From the listing below, select every line where the word "marker" appears.
* Start *
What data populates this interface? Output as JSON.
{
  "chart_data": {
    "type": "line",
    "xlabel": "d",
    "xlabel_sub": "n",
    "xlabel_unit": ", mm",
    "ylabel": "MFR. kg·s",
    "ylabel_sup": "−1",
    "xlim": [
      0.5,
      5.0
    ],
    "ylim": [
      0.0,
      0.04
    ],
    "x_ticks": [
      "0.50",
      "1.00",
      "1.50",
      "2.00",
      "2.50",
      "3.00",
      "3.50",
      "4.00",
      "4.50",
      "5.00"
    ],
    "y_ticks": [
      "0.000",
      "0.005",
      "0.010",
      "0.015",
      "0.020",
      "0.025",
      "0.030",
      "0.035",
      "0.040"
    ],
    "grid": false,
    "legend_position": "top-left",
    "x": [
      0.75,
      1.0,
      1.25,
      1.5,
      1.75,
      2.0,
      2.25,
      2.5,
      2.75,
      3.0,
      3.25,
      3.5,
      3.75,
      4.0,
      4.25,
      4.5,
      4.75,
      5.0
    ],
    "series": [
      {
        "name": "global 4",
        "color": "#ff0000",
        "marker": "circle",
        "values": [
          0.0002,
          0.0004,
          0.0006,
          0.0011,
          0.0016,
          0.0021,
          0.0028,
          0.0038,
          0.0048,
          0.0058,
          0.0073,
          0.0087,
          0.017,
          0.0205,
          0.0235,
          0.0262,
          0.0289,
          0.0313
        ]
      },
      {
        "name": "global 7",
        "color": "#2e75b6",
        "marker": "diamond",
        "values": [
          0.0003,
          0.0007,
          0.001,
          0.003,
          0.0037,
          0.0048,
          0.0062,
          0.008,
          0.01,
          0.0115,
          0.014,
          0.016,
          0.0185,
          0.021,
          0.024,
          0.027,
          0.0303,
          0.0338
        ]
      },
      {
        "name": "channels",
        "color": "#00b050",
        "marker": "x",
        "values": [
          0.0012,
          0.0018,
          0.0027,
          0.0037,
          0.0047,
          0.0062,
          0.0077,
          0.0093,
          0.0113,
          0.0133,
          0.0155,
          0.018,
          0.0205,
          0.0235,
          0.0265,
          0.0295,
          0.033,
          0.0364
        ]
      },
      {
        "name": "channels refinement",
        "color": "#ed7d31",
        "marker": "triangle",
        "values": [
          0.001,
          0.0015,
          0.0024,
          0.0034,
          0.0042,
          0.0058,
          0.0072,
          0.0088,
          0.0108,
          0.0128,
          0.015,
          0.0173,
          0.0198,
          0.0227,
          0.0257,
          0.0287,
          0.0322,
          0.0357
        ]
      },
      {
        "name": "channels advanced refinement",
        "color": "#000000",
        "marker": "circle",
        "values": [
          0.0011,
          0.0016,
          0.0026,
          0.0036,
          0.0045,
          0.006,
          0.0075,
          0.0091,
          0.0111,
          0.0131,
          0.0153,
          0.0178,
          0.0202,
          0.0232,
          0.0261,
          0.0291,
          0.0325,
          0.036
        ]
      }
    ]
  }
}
* End *
• **Task response**:
        "marker": "circle",
        "marker": "diamond",
        "marker": "x",
        "marker": "triangle",
        "marker": "circle",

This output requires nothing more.